Short exercise: How many of the lines below include "Analyt"? Give the number and no other words.

Given data:
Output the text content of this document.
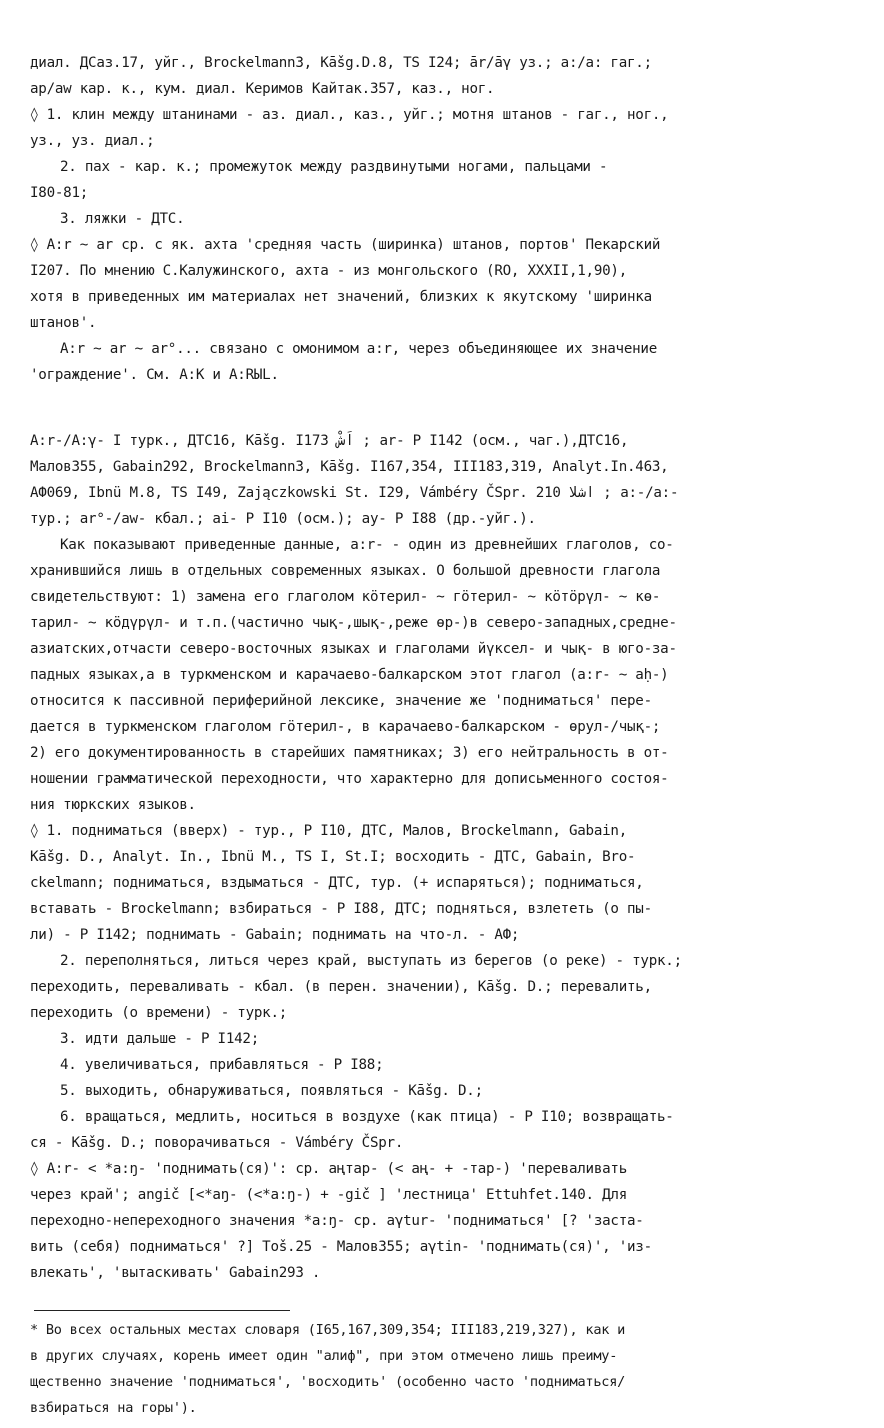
диал. ДСаз.17, уйг., Brockelmann3, Kāšg.D.8, TS I24; ār/āγ уз.; a:/a: гаг.;
ар/aw кар. к., кум. диал. Керимов Кайтак.357, каз., ног.
◊ 1. клин между штанинами - аз. диал., каз., уйг.; мотня штанов - гаг., ног.,
уз., уз. диал.;
2. пах - кар. к.; промежуток между раздвинутыми ногами, пальцами -
I80-81;
3. ляжки - ДТС.
◊ A:r ~ ar ср. с як. ахта 'средняя часть (ширинка) штанов, портов' Пекарский
I207. По мнению С.Калужинского, ахта - из монгольского (RO, XXXII,1,90),
хотя в приведенных им материалах нет значений, близких к якутскому 'ширинка
штанов'.
A:r ~ ar ~ ar°... связано с омонимом a:r, через объединяющее их значение
'ограждение'. См. A:K и A:RЫL.
A:r-/A:γ- I турк., ДТС16, Kāšg. I173 اَشْ ; ar- P I142 (осм., чаг.),ДТС16,
Малов355, Gabain292, Brockelmann3, Kāšg. I167,354, III183,319, Analyt.In.463,
АФ069, Ibnü M.8, TS I49, Zajączkowski St. I29, Vámbéry ČSpr. 210 اشلا ; a:-/a:-
тур.; ar°-/aw- кбал.; ai- P I10 (осм.); ay- P I88 (др.-уйг.).
Как показывают приведенные данные, a:r- - один из древнейших глаголов, со-
хранившийся лишь в отдельных современных языках. О большой древности глагола
свидетельствуют: 1) замена его глаголом кӧтерил- ~ гӧтерил- ~ кӧтӧрүл- ~ кө-
тарил- ~ кӧдүрүл- и т.п.(частично чық-,шық-,реже өр-)в северо-западных,средне-
азиатских,отчасти северо-восточных языках и глаголами йүксел- и чық- в юго-за-
падных языках,а в туркменском и карачаево-балкарском этот глагол (a:r- ~ aḥ-)
относится к пассивной периферийной лексике, значение же 'подниматься' пере-
дается в туркменском глаголом гӧтерил-, в карачаево-балкарском - өрул-/чық-;
2) его документированность в старейших памятниках; 3) его нейтральность в от-
ношении грамматической переходности, что характерно для дописьменного состоя-
ния тюркских языков.
◊ 1. подниматься (вверх) - тур., P I10, ДТС, Малов, Brockelmann, Gabain,
Kāšg. D., Analyt. In., Ibnü M., TS I, St.I; восходить - ДТС, Gabain, Bro-
ckelmann; подниматься, вздыматься - ДТС, тур. (+ испаряться); подниматься,
вставать - Brockelmann; взбираться - P I88, ДТС; подняться, взлететь (о пы-
ли) - P I142; поднимать - Gabain; поднимать на что-л. - АФ;
2. переполняться, литься через край, выступать из берегов (о реке) - турк.;
переходить, переваливать - кбал. (в перен. значении), Kāšg. D.; перевалить,
переходить (о времени) - турк.;
3. идти дальше - P I142;
4. увеличиваться, прибавляться - P I88;
5. выходить, обнаруживаться, появляться - Kāšg. D.;
6. вращаться, медлить, носиться в воздухе (как птица) - P I10; возвращать-
ся - Kāšg. D.; поворачиваться - Vámbéry ČSpr.
◊ A:r- < *a:ŋ- 'поднимать(ся)': ср. аңтар- (< аң- + -тар-) 'переваливать
через край'; angič [<*aŋ- (<*a:ŋ-) + -gič ] 'лестница' Ettuhfet.140. Для
переходно-непереходного значения *a:ŋ- ср. aγtur- 'подниматься' [? 'заста-
вить (себя) подниматься' ?] Toš.25 - Малов355; aγtin- 'поднимать(ся)', 'из-
влекать', 'вытаскивать' Gabain293 .
* Во всех остальных местах словаря (I65,167,309,354; III183,219,327), как и
в других случаях, корень имеет один "алиф", при этом отмечено лишь преиму-
щественно значение 'подниматься', 'восходить' (особенно часто 'подниматься/
взбираться на горы').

Response to the task: 2